== SOURCE EXTRACT ==
A couple are exactly like me, zero tolerance for smacking, a couple have stacked and probably will again. My friends who 'do' don't do it with any regularity or as a usual course of discipline, for them it's been the occasional thing when they've lost control of their children's behaviour. Which is not ok, and in a way I think is worse than a deliberate tap on the hand because they've done it through losing their temper.

I wouldn't tolerate it if they did it in front of me. But I don't tend to spend time with my friends with their children, we tend to meet child free (because their children are pretty wild and tbh I don't enjoy spending time with them though I would never tell them that!).

SeventyNineBottlesOfWine · 29/06/2021 12:23

I'm early 40s and was smacked constantly as a child, hit around the head and the back of the knees and the majority of my friends were too, although my parents do seem to have been a lot stricter and dished out the "punishment" more often.

I never smack my children and I don't know of any friends who do either.

== WORK TO BE COMPLETED ==
Transcribe the passage about smacking, starting with "I'm early 40s" and going on through "who do either.". Rely only on the passage about smacking children.

== EXCERPTED RECORDS ==
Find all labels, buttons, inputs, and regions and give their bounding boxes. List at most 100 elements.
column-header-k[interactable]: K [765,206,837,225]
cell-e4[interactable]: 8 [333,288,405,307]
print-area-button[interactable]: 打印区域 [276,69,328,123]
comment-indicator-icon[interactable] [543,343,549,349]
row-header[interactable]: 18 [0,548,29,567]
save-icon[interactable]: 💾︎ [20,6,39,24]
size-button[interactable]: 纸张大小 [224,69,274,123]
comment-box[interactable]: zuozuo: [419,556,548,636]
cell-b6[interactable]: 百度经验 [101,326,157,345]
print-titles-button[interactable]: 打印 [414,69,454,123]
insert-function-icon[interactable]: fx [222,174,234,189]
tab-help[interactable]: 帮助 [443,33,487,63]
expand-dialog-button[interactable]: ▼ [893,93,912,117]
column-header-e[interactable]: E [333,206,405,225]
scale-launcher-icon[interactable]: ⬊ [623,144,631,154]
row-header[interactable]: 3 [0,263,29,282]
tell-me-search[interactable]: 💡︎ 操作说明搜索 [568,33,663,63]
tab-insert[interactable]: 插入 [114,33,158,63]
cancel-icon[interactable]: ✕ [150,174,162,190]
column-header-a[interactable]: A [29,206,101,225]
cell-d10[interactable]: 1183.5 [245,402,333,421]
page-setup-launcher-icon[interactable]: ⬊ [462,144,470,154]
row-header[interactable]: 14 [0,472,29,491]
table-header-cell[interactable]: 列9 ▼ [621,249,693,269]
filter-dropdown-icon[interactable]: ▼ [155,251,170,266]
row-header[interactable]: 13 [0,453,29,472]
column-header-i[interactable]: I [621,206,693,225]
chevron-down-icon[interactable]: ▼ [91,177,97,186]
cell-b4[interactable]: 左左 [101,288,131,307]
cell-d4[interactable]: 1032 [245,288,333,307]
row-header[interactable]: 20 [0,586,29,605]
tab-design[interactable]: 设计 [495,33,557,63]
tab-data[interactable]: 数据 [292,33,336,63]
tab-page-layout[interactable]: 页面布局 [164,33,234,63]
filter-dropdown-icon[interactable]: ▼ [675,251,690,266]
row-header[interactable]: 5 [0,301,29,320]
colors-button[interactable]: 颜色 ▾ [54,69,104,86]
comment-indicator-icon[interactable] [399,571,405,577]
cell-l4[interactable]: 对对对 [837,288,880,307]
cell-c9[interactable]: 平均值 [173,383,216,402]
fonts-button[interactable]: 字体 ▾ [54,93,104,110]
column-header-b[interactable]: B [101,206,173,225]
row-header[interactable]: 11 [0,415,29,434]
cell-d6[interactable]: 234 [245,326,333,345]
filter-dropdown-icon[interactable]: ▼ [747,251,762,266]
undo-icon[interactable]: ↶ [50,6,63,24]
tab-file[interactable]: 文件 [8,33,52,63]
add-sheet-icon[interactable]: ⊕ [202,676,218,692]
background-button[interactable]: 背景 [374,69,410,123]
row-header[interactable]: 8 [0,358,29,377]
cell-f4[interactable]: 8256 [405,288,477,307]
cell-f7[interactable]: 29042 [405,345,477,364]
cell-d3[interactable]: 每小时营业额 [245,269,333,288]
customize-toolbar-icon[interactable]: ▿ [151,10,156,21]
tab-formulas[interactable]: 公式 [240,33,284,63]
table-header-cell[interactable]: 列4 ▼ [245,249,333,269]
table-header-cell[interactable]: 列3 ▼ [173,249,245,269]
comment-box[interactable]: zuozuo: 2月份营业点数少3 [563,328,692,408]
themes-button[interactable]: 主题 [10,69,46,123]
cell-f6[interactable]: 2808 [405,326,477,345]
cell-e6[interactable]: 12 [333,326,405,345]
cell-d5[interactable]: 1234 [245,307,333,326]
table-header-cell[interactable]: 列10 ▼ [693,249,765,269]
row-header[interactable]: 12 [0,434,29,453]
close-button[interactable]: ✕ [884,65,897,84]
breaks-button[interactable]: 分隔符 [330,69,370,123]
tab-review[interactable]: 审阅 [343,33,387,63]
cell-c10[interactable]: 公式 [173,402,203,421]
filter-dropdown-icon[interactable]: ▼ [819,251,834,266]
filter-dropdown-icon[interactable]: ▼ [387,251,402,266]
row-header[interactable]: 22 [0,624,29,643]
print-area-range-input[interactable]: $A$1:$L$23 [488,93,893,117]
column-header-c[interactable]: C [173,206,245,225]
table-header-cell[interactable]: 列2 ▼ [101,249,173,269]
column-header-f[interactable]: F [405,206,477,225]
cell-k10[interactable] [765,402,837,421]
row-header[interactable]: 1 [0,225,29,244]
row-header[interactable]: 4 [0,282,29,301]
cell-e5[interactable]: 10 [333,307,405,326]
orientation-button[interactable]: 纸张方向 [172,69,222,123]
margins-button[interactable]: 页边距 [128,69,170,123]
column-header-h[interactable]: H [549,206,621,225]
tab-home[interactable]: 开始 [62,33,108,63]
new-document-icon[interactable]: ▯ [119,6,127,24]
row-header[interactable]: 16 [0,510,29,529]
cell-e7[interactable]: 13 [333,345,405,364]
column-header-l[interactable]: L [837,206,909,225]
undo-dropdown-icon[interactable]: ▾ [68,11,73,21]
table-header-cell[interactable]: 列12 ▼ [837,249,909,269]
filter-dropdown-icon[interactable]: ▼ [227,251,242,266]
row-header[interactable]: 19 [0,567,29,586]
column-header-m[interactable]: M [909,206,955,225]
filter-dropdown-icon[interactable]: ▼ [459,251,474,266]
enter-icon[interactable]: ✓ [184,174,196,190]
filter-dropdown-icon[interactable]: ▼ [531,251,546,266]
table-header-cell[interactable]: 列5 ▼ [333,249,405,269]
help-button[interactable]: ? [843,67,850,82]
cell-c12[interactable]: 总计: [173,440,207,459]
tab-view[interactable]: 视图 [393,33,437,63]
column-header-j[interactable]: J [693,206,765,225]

== EXERCISE SOLUTION ==
I'm early 40s and was smacked constantly as a child, hit around the head and the back of the knees and the majority of my friends were too, although my parents do seem to have been a lot stricter and dished out the "punishment" more often.

I never smack my children and I don't know of any friends who do either.